Start of Source data

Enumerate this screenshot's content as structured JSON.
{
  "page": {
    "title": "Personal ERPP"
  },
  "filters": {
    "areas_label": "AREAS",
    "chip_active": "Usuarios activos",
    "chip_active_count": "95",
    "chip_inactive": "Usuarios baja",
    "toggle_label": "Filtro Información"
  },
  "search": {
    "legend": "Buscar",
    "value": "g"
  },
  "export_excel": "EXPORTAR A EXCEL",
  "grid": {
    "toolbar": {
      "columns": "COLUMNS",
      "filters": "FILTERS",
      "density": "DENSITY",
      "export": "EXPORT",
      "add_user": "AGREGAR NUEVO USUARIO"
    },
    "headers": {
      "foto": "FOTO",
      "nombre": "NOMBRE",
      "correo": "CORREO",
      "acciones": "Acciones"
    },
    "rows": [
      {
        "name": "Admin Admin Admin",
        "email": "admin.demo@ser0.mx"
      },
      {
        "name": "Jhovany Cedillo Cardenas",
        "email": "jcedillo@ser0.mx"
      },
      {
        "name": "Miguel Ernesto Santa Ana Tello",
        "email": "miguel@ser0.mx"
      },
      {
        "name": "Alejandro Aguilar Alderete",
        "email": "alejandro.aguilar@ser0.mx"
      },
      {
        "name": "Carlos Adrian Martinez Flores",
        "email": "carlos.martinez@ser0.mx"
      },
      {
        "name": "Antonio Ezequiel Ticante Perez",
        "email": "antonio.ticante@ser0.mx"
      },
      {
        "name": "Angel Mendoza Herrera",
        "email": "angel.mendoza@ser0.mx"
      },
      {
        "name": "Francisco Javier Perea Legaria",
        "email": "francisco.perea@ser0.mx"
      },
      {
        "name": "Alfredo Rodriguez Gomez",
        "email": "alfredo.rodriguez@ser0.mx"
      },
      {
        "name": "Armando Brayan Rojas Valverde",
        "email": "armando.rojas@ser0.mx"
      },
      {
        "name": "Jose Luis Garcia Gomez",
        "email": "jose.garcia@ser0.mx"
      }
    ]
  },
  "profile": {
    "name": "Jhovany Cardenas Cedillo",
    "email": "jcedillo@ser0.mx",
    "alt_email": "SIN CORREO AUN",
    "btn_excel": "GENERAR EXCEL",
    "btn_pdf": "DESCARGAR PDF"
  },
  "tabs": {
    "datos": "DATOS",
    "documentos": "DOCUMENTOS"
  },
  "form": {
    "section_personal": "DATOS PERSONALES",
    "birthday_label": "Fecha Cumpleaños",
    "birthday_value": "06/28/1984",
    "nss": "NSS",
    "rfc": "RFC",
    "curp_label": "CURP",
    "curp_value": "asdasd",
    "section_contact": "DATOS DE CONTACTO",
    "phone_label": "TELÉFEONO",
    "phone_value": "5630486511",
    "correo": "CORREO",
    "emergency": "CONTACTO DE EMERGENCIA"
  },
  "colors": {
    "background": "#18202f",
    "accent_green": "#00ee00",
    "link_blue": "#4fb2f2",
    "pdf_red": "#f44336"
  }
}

End of Source data

→ Exercise requirements:
Repeat the entries exactly, all of them.

→ Correct output:
Enumerate this screenshot's content as structured JSON.
{
  "page": {
    "title": "Personal ERPP"
  },
  "filters": {
    "areas_label": "AREAS",
    "chip_active": "Usuarios activos",
    "chip_active_count": "95",
    "chip_inactive": "Usuarios baja",
    "toggle_label": "Filtro Información"
  },
  "search": {
    "legend": "Buscar",
    "value": "g"
  },
  "export_excel": "EXPORTAR A EXCEL",
  "grid": {
    "toolbar": {
      "columns": "COLUMNS",
      "filters": "FILTERS",
      "density": "DENSITY",
      "export": "EXPORT",
      "add_user": "AGREGAR NUEVO USUARIO"
    },
    "headers": {
      "foto": "FOTO",
      "nombre": "NOMBRE",
      "correo": "CORREO",
      "acciones": "Acciones"
    },
    "rows": [
      {
        "name": "Admin Admin Admin",
        "email": "admin.demo@ser0.mx"
      },
      {
        "name": "Jhovany Cedillo Cardenas",
        "email": "jcedillo@ser0.mx"
      },
      {
        "name": "Miguel Ernesto Santa Ana Tello",
        "email": "miguel@ser0.mx"
      },
      {
        "name": "Alejandro Aguilar Alderete",
        "email": "alejandro.aguilar@ser0.mx"
      },
      {
        "name": "Carlos Adrian Martinez Flores",
        "email": "carlos.martinez@ser0.mx"
      },
      {
        "name": "Antonio Ezequiel Ticante Perez",
        "email": "antonio.ticante@ser0.mx"
      },
      {
        "name": "Angel Mendoza Herrera",
        "email": "angel.mendoza@ser0.mx"
      },
      {
        "name": "Francisco Javier Perea Legaria",
        "email": "francisco.perea@ser0.mx"
      },
      {
        "name": "Alfredo Rodriguez Gomez",
        "email": "alfredo.rodriguez@ser0.mx"
      },
      {
        "name": "Armando Brayan Rojas Valverde",
        "email": "armando.rojas@ser0.mx"
      },
      {
        "name": "Jose Luis Garcia Gomez",
        "email": "jose.garcia@ser0.mx"
      }
    ]
  },
  "profile": {
    "name": "Jhovany Cardenas Cedillo",
    "email": "jcedillo@ser0.mx",
    "alt_email": "SIN CORREO AUN",
    "btn_excel": "GENERAR EXCEL",
    "btn_pdf": "DESCARGAR PDF"
  },
  "tabs": {
    "datos": "DATOS",
    "documentos": "DOCUMENTOS"
  },
  "form": {
    "section_personal": "DATOS PERSONALES",
    "birthday_label": "Fecha Cumpleaños",
    "birthday_value": "06/28/1984",
    "nss": "NSS",
    "rfc": "RFC",
    "curp_label": "CURP",
    "curp_value": "asdasd",
    "section_contact": "DATOS DE CONTACTO",
    "phone_label": "TELÉFEONO",
    "phone_value": "5630486511",
    "correo": "CORREO",
    "emergency": "CONTACTO DE EMERGENCIA"
  },
  "colors": {
    "background": "#18202f",
    "accent_green": "#00ee00",
    "link_blue": "#4fb2f2",
    "pdf_red": "#f44336"
  }
}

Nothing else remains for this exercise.